Copy the records below, replacing every "paragraph-line" with "text-line" and leaving everything else unchanged.

____ DATASET

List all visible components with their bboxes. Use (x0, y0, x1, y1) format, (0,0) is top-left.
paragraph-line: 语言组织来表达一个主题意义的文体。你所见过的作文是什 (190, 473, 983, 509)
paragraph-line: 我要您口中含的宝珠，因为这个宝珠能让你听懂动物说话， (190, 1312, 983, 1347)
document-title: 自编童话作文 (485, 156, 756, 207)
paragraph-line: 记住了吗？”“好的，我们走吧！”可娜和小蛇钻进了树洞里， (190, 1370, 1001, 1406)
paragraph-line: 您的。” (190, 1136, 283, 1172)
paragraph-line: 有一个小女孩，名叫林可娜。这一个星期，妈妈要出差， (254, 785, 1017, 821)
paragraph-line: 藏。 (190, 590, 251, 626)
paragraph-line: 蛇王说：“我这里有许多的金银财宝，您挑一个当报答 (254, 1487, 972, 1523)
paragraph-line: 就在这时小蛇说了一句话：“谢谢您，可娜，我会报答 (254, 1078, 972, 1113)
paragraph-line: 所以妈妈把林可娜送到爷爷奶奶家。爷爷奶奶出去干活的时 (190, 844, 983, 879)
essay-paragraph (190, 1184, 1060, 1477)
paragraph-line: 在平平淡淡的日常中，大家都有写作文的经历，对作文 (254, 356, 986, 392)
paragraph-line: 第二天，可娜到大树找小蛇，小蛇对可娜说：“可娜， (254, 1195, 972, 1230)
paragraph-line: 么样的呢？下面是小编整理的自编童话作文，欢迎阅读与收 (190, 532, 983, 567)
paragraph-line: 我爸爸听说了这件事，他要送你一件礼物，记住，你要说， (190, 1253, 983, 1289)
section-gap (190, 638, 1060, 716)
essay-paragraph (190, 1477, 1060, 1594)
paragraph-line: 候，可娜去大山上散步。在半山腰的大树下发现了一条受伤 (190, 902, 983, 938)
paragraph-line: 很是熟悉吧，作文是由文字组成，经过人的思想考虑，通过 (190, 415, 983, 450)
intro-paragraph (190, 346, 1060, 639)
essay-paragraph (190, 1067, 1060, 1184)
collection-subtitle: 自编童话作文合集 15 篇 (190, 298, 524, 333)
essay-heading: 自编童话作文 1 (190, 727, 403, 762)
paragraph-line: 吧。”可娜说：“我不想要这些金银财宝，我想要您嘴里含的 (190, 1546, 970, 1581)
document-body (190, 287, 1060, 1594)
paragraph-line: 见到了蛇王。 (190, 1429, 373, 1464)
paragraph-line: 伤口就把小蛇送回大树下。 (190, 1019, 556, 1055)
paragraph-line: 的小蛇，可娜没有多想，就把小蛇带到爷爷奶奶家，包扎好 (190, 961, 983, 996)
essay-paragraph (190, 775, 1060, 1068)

________

** WORKED SOLUTION **
List all visible components with their bboxes. Use (x0, y0, x1, y1) format, (0,0) is top-left.
text-line: 语言组织来表达一个主题意义的文体。你所见过的作文是什 (190, 473, 983, 509)
text-line: 我要您口中含的宝珠，因为这个宝珠能让你听懂动物说话， (190, 1312, 983, 1347)
document-title: 自编童话作文 (485, 156, 756, 207)
text-line: 记住了吗？”“好的，我们走吧！”可娜和小蛇钻进了树洞里， (190, 1370, 1001, 1406)
text-line: 您的。” (190, 1136, 283, 1172)
text-line: 有一个小女孩，名叫林可娜。这一个星期，妈妈要出差， (254, 785, 1017, 821)
text-line: 藏。 (190, 590, 251, 626)
text-line: 蛇王说：“我这里有许多的金银财宝，您挑一个当报答 (254, 1487, 972, 1523)
text-line: 就在这时小蛇说了一句话：“谢谢您，可娜，我会报答 (254, 1078, 972, 1113)
text-line: 所以妈妈把林可娜送到爷爷奶奶家。爷爷奶奶出去干活的时 (190, 844, 983, 879)
essay-paragraph (190, 1184, 1060, 1477)
text-line: 在平平淡淡的日常中，大家都有写作文的经历，对作文 (254, 356, 986, 392)
text-line: 第二天，可娜到大树找小蛇，小蛇对可娜说：“可娜， (254, 1195, 972, 1230)
text-line: 么样的呢？下面是小编整理的自编童话作文，欢迎阅读与收 (190, 532, 983, 567)
text-line: 我爸爸听说了这件事，他要送你一件礼物，记住，你要说， (190, 1253, 983, 1289)
section-gap (190, 638, 1060, 716)
essay-paragraph (190, 1477, 1060, 1594)
text-line: 候，可娜去大山上散步。在半山腰的大树下发现了一条受伤 (190, 902, 983, 938)
text-line: 很是熟悉吧，作文是由文字组成，经过人的思想考虑，通过 (190, 415, 983, 450)
intro-paragraph (190, 346, 1060, 639)
essay-paragraph (190, 1067, 1060, 1184)
collection-subtitle: 自编童话作文合集 15 篇 (190, 298, 524, 333)
essay-heading: 自编童话作文 1 (190, 727, 403, 762)
text-line: 吧。”可娜说：“我不想要这些金银财宝，我想要您嘴里含的 (190, 1546, 970, 1581)
document-body (190, 287, 1060, 1594)
text-line: 见到了蛇王。 (190, 1429, 373, 1464)
text-line: 伤口就把小蛇送回大树下。 (190, 1019, 556, 1055)
text-line: 的小蛇，可娜没有多想，就把小蛇带到爷爷奶奶家，包扎好 (190, 961, 983, 996)
essay-paragraph (190, 775, 1060, 1068)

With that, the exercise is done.